→ GIVEN REQUEST
Gather every line of the data that contains the string "shipping". Case counts.

→ Region and label listings

** BEGIN **

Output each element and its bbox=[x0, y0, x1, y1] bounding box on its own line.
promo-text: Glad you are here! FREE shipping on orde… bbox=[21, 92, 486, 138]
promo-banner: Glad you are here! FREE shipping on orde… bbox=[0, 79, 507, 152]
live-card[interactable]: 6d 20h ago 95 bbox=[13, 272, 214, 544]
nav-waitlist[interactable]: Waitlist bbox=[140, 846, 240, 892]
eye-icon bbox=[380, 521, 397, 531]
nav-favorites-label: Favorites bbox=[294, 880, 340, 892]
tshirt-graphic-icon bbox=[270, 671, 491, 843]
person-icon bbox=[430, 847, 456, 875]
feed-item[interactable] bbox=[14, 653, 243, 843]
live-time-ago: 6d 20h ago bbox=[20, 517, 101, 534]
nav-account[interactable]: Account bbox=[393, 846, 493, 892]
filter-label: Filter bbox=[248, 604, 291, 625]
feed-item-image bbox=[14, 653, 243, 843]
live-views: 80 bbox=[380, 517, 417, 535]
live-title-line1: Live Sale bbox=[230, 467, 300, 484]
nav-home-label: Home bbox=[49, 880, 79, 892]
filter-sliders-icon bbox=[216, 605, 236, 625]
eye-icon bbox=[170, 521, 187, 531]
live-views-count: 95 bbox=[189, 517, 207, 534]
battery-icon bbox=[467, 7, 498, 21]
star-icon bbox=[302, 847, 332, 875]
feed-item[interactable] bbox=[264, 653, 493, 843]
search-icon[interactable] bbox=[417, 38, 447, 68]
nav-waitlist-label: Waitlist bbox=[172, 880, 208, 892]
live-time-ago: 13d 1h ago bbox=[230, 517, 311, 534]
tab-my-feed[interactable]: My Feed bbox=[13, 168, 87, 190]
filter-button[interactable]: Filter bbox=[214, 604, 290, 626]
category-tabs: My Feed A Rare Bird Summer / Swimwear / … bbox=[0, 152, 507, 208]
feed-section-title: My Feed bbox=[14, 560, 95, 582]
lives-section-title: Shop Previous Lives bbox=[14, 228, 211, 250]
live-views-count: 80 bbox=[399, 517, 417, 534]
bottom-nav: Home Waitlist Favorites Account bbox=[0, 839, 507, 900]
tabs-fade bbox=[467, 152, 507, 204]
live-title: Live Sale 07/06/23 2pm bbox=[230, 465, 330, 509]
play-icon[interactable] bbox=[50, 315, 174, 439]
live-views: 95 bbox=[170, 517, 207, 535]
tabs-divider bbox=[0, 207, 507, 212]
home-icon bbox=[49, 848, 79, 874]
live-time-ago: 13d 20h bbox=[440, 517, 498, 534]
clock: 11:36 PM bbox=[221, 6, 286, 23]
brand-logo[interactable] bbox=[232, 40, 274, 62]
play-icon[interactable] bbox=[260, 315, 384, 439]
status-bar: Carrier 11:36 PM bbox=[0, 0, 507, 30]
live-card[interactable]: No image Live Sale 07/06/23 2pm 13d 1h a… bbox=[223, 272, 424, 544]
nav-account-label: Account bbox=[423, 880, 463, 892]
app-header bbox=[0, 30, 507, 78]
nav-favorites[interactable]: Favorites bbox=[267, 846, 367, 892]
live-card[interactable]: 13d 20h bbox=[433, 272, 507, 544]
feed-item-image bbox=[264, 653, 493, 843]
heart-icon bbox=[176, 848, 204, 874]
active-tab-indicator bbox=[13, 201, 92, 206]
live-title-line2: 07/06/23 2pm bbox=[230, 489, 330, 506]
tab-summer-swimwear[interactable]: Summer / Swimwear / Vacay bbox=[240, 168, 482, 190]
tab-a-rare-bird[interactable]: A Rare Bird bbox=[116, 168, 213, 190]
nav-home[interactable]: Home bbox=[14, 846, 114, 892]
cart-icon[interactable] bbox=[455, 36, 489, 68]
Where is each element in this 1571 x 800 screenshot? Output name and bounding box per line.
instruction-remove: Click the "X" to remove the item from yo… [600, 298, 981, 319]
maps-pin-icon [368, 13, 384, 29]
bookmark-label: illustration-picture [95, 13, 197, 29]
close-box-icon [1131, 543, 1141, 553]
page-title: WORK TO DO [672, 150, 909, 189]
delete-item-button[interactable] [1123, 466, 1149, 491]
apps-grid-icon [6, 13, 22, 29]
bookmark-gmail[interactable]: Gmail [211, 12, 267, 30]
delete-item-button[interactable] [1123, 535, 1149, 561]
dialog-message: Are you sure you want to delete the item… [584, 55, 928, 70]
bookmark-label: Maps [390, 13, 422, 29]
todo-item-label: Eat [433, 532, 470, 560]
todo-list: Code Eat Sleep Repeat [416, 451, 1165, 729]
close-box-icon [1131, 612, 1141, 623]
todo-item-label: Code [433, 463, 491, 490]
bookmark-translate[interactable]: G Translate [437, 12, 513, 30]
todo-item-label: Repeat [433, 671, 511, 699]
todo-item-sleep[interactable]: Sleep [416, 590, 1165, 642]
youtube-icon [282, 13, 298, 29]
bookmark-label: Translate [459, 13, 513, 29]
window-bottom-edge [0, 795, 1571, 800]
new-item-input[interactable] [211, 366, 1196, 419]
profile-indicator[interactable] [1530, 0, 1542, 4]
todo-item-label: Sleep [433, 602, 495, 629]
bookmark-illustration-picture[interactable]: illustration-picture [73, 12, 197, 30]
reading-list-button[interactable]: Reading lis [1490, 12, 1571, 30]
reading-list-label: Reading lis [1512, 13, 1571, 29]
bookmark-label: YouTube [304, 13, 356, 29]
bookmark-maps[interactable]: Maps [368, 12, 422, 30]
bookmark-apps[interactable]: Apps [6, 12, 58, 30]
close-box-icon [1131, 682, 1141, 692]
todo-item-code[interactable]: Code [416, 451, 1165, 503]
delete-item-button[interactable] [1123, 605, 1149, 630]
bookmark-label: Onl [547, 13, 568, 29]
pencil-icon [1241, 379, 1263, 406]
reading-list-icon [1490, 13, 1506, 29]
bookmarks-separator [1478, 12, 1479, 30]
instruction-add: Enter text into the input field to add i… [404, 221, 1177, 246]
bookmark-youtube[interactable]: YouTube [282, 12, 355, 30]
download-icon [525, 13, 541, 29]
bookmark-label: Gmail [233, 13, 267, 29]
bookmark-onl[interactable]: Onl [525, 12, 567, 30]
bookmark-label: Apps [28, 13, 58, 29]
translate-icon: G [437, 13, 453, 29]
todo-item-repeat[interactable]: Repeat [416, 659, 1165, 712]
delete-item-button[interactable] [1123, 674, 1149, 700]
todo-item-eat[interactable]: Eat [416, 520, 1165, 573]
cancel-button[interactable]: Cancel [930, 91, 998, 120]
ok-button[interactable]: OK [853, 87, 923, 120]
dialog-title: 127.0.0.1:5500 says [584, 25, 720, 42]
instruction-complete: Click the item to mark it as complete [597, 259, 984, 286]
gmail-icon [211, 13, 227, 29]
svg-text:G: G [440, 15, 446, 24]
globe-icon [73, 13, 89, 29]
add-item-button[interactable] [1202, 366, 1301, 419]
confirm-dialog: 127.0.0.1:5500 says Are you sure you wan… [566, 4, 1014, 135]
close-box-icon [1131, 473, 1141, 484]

** END **

→ REPLY TO THE EXERCISE
promo-text: Glad you are here! FREE shipping on orde… bbox=[21, 92, 486, 138]
promo-banner: Glad you are here! FREE shipping on orde… bbox=[0, 79, 507, 152]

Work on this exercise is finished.